* _Direction_: Reproduce every line of the records below verbatim, omitting the pictures.

* _Information supplied_:
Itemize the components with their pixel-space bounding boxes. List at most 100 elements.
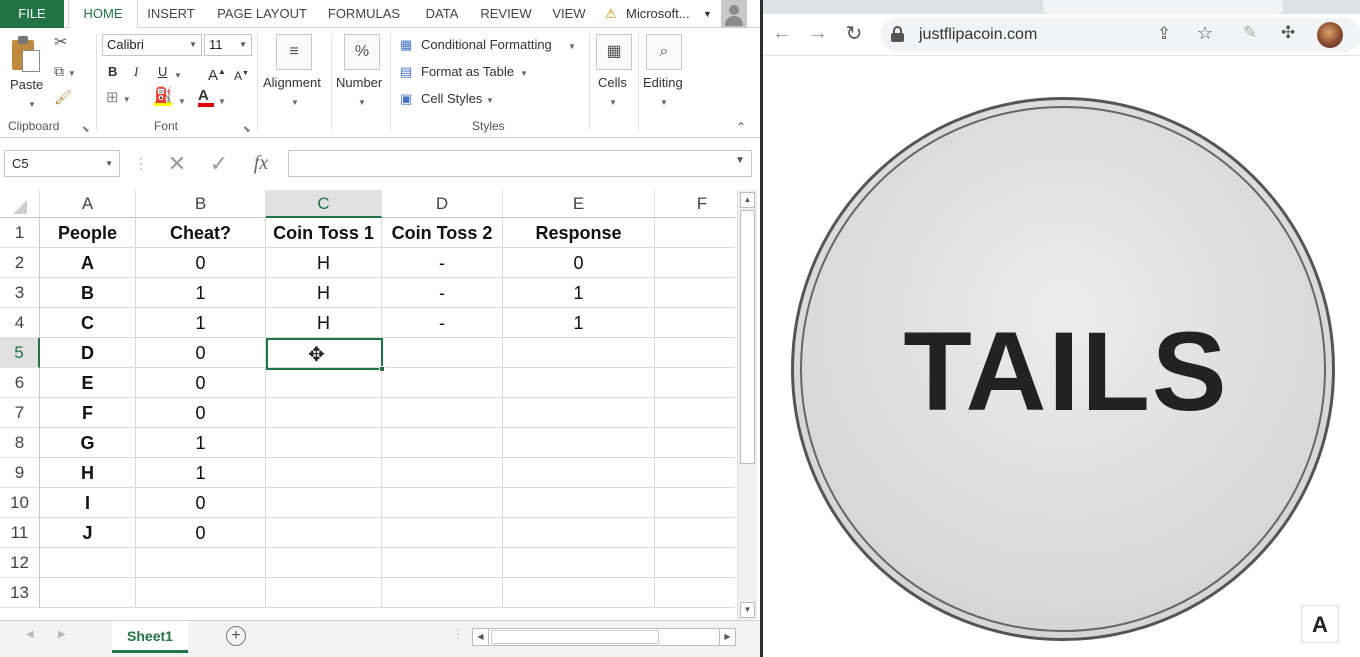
cell-e1[interactable]: Response <box>503 218 655 248</box>
column-header-d[interactable]: D <box>382 190 503 218</box>
cell-d12[interactable] <box>382 548 503 578</box>
number-button[interactable]: Number <box>336 74 382 92</box>
dialog-launcher-icon[interactable]: ⬊ <box>243 120 251 138</box>
alignment-icon[interactable]: ≡ <box>276 34 312 70</box>
sheet-tab-sheet1[interactable]: Sheet1 <box>112 621 188 653</box>
cell-d11[interactable] <box>382 518 503 548</box>
tab-formulas[interactable]: FORMULAS <box>320 0 408 28</box>
cell-d5[interactable] <box>382 338 503 368</box>
number-icon[interactable]: % <box>344 34 380 70</box>
tab-file[interactable]: FILE <box>0 0 64 28</box>
cell-d3[interactable]: - <box>382 278 503 308</box>
cell-a7[interactable]: F <box>40 398 136 428</box>
cancel-icon[interactable]: ✕ <box>160 150 194 177</box>
cell-e10[interactable] <box>503 488 655 518</box>
name-box[interactable]: C5 ▼ <box>4 150 120 177</box>
cell-a9[interactable]: H <box>40 458 136 488</box>
cell-b13[interactable] <box>136 578 266 608</box>
underline-button[interactable]: U <box>158 63 167 81</box>
copy-icon[interactable]: ⧉ ▼ <box>54 62 76 83</box>
select-all-corner[interactable] <box>0 190 40 218</box>
cell-d10[interactable] <box>382 488 503 518</box>
row-header-6[interactable]: 6 <box>0 368 40 398</box>
share-icon[interactable]: ⇪ <box>1157 24 1171 44</box>
cell-f8[interactable] <box>655 428 735 458</box>
cell-c11[interactable] <box>266 518 382 548</box>
format-as-table-button[interactable]: Format as Table <box>421 63 514 81</box>
cell-f11[interactable] <box>655 518 735 548</box>
worksheet-grid[interactable]: A B C D E F 1 People Cheat? Coin Toss 1 Coin Toss … <box>0 190 735 620</box>
bookmark-star-icon[interactable]: ☆ <box>1197 23 1213 44</box>
cell-d4[interactable]: - <box>382 308 503 338</box>
alignment-button[interactable]: Alignment <box>263 74 321 92</box>
tab-home[interactable]: HOME <box>68 0 138 29</box>
cell-d6[interactable] <box>382 368 503 398</box>
row-header-5[interactable]: 5 <box>0 338 40 368</box>
cell-b10[interactable]: 0 <box>136 488 266 518</box>
paste-icon[interactable] <box>10 36 42 74</box>
column-header-f[interactable]: F <box>655 190 735 218</box>
profile-avatar[interactable] <box>1317 22 1343 48</box>
formula-input[interactable]: ▼ <box>288 150 752 177</box>
grow-font-button[interactable]: A▲ <box>208 63 226 85</box>
cell-d9[interactable] <box>382 458 503 488</box>
cell-c8[interactable] <box>266 428 382 458</box>
row-header-8[interactable]: 8 <box>0 428 40 458</box>
row-header-3[interactable]: 3 <box>0 278 40 308</box>
tab-insert[interactable]: INSERT <box>140 0 202 28</box>
cell-c5[interactable] <box>266 338 382 368</box>
cell-a4[interactable]: C <box>40 308 136 338</box>
tab-page-layout[interactable]: PAGE LAYOUT <box>206 0 318 28</box>
tab-view[interactable]: VIEW <box>546 0 592 28</box>
cells-icon[interactable]: ▦ <box>596 34 632 70</box>
bold-button[interactable]: B <box>108 63 117 81</box>
font-color-icon[interactable]: A <box>198 87 214 107</box>
cell-a3[interactable]: B <box>40 278 136 308</box>
conditional-formatting-button[interactable]: Conditional Formatting <box>421 36 552 54</box>
forward-icon[interactable]: → <box>807 22 829 46</box>
cell-f10[interactable] <box>655 488 735 518</box>
cell-c3[interactable]: H <box>266 278 382 308</box>
row-header-2[interactable]: 2 <box>0 248 40 278</box>
cell-c6[interactable] <box>266 368 382 398</box>
cell-a6[interactable]: E <box>40 368 136 398</box>
cell-f2[interactable] <box>655 248 735 278</box>
cell-e2[interactable]: 0 <box>503 248 655 278</box>
cell-b1[interactable]: Cheat? <box>136 218 266 248</box>
cell-f9[interactable] <box>655 458 735 488</box>
browser-tab[interactable] <box>1043 0 1283 14</box>
cell-a10[interactable]: I <box>40 488 136 518</box>
cell-a12[interactable] <box>40 548 136 578</box>
cell-a13[interactable] <box>40 578 136 608</box>
row-header-9[interactable]: 9 <box>0 458 40 488</box>
row-header-10[interactable]: 10 <box>0 488 40 518</box>
cell-d8[interactable] <box>382 428 503 458</box>
column-header-b[interactable]: B <box>136 190 266 218</box>
vertical-scrollbar[interactable]: ▲ ▼ <box>737 190 757 620</box>
cell-b3[interactable]: 1 <box>136 278 266 308</box>
italic-button[interactable]: I <box>134 63 138 81</box>
coin[interactable]: TAILS <box>791 97 1335 641</box>
cell-b5[interactable]: 0 <box>136 338 266 368</box>
cell-f5[interactable] <box>655 338 735 368</box>
back-icon[interactable]: ← <box>771 22 793 46</box>
fill-handle[interactable] <box>379 366 385 372</box>
cell-f1[interactable] <box>655 218 735 248</box>
font-name-combo[interactable]: Calibri ▼ <box>102 34 202 56</box>
cell-e6[interactable] <box>503 368 655 398</box>
cell-a2[interactable]: A <box>40 248 136 278</box>
tab-data[interactable]: DATA <box>416 0 468 28</box>
add-sheet-icon[interactable]: + <box>226 626 246 646</box>
row-header-11[interactable]: 11 <box>0 518 40 548</box>
tab-review[interactable]: REVIEW <box>474 0 538 28</box>
dialog-launcher-icon[interactable]: ⬊ <box>82 120 90 138</box>
cell-f6[interactable] <box>655 368 735 398</box>
cell-e13[interactable] <box>503 578 655 608</box>
cell-c1[interactable]: Coin Toss 1 <box>266 218 382 248</box>
cell-f4[interactable] <box>655 308 735 338</box>
cell-a1[interactable]: People <box>40 218 136 248</box>
cell-e3[interactable]: 1 <box>503 278 655 308</box>
cell-e4[interactable]: 1 <box>503 308 655 338</box>
cell-e11[interactable] <box>503 518 655 548</box>
cell-c2[interactable]: H <box>266 248 382 278</box>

* _Result_:
Itemize the components with their pixel-space bounding boxes. List at most 100 elements.
cell-e1[interactable]: Response <box>503 218 655 248</box>
column-header-d[interactable]: D <box>382 190 503 218</box>
cell-d12[interactable] <box>382 548 503 578</box>
number-button[interactable]: Number <box>336 74 382 92</box>
dialog-launcher-icon[interactable]: ⬊ <box>243 120 251 138</box>
alignment-icon[interactable]: ≡ <box>276 34 312 70</box>
sheet-tab-sheet1[interactable]: Sheet1 <box>112 621 188 653</box>
cell-d11[interactable] <box>382 518 503 548</box>
tab-formulas[interactable]: FORMULAS <box>320 0 408 28</box>
cell-d5[interactable] <box>382 338 503 368</box>
number-icon[interactable]: % <box>344 34 380 70</box>
tab-file[interactable]: FILE <box>0 0 64 28</box>
cell-d3[interactable]: - <box>382 278 503 308</box>
cell-a7[interactable]: F <box>40 398 136 428</box>
cancel-icon[interactable]: ✕ <box>160 150 194 177</box>
cell-e10[interactable] <box>503 488 655 518</box>
name-box[interactable]: C5 ▼ <box>4 150 120 177</box>
cell-a9[interactable]: H <box>40 458 136 488</box>
cell-b13[interactable] <box>136 578 266 608</box>
underline-button[interactable]: U <box>158 63 167 81</box>
copy-icon[interactable]: ⧉ ▼ <box>54 62 76 83</box>
select-all-corner[interactable] <box>0 190 40 218</box>
cell-d10[interactable] <box>382 488 503 518</box>
row-header-6[interactable]: 6 <box>0 368 40 398</box>
share-icon[interactable]: ⇪ <box>1157 24 1171 44</box>
cell-f8[interactable] <box>655 428 735 458</box>
cell-c11[interactable] <box>266 518 382 548</box>
format-as-table-button[interactable]: Format as Table <box>421 63 514 81</box>
cell-f11[interactable] <box>655 518 735 548</box>
worksheet-grid[interactable]: A B C D E F 1 People Cheat? Coin Toss 1 Coin Toss … <box>0 190 735 620</box>
bookmark-star-icon[interactable]: ☆ <box>1197 23 1213 44</box>
cell-d4[interactable]: - <box>382 308 503 338</box>
alignment-button[interactable]: Alignment <box>263 74 321 92</box>
tab-home[interactable]: HOME <box>68 0 138 29</box>
cell-d6[interactable] <box>382 368 503 398</box>
row-header-5[interactable]: 5 <box>0 338 40 368</box>
cell-b10[interactable]: 0 <box>136 488 266 518</box>
paste-icon[interactable] <box>10 36 42 74</box>
column-header-f[interactable]: F <box>655 190 735 218</box>
profile-avatar[interactable] <box>1317 22 1343 48</box>
formula-input[interactable]: ▼ <box>288 150 752 177</box>
grow-font-button[interactable]: A▲ <box>208 63 226 85</box>
cell-d9[interactable] <box>382 458 503 488</box>
cell-c8[interactable] <box>266 428 382 458</box>
row-header-8[interactable]: 8 <box>0 428 40 458</box>
row-header-3[interactable]: 3 <box>0 278 40 308</box>
tab-insert[interactable]: INSERT <box>140 0 202 28</box>
cell-c5[interactable] <box>266 338 382 368</box>
cell-a4[interactable]: C <box>40 308 136 338</box>
tab-page-layout[interactable]: PAGE LAYOUT <box>206 0 318 28</box>
tab-view[interactable]: VIEW <box>546 0 592 28</box>
cells-icon[interactable]: ▦ <box>596 34 632 70</box>
bold-button[interactable]: B <box>108 63 117 81</box>
font-color-icon[interactable]: A <box>198 87 214 107</box>
cell-a3[interactable]: B <box>40 278 136 308</box>
conditional-formatting-button[interactable]: Conditional Formatting <box>421 36 552 54</box>
forward-icon[interactable]: → <box>807 22 829 46</box>
cell-f10[interactable] <box>655 488 735 518</box>
cell-c3[interactable]: H <box>266 278 382 308</box>
row-header-2[interactable]: 2 <box>0 248 40 278</box>
cell-c6[interactable] <box>266 368 382 398</box>
cell-a6[interactable]: E <box>40 368 136 398</box>
cell-f2[interactable] <box>655 248 735 278</box>
cell-e2[interactable]: 0 <box>503 248 655 278</box>
cell-b1[interactable]: Cheat? <box>136 218 266 248</box>
cell-f9[interactable] <box>655 458 735 488</box>
browser-tab[interactable] <box>1043 0 1283 14</box>
cell-a10[interactable]: I <box>40 488 136 518</box>
cell-a12[interactable] <box>40 548 136 578</box>
cell-a13[interactable] <box>40 578 136 608</box>
row-header-9[interactable]: 9 <box>0 458 40 488</box>
row-header-10[interactable]: 10 <box>0 488 40 518</box>
cell-d8[interactable] <box>382 428 503 458</box>
column-header-b[interactable]: B <box>136 190 266 218</box>
vertical-scrollbar[interactable]: ▲ ▼ <box>737 190 757 620</box>
cell-b3[interactable]: 1 <box>136 278 266 308</box>
italic-button[interactable]: I <box>134 63 138 81</box>
coin[interactable]: TAILS <box>791 97 1335 641</box>
cell-b5[interactable]: 0 <box>136 338 266 368</box>
cell-f5[interactable] <box>655 338 735 368</box>
back-icon[interactable]: ← <box>771 22 793 46</box>
fill-handle[interactable] <box>379 366 385 372</box>
cell-f1[interactable] <box>655 218 735 248</box>
font-name-combo[interactable]: Calibri ▼ <box>102 34 202 56</box>
cell-e6[interactable] <box>503 368 655 398</box>
cell-a2[interactable]: A <box>40 248 136 278</box>
tab-data[interactable]: DATA <box>416 0 468 28</box>
add-sheet-icon[interactable]: + <box>226 626 246 646</box>
row-header-11[interactable]: 11 <box>0 518 40 548</box>
tab-review[interactable]: REVIEW <box>474 0 538 28</box>
dialog-launcher-icon[interactable]: ⬊ <box>82 120 90 138</box>
cell-f6[interactable] <box>655 368 735 398</box>
cell-e13[interactable] <box>503 578 655 608</box>
cell-c1[interactable]: Coin Toss 1 <box>266 218 382 248</box>
cell-f4[interactable] <box>655 308 735 338</box>
cell-a1[interactable]: People <box>40 218 136 248</box>
cell-e3[interactable]: 1 <box>503 278 655 308</box>
cell-e4[interactable]: 1 <box>503 308 655 338</box>
cell-e11[interactable] <box>503 518 655 548</box>
cell-c2[interactable]: H <box>266 248 382 278</box>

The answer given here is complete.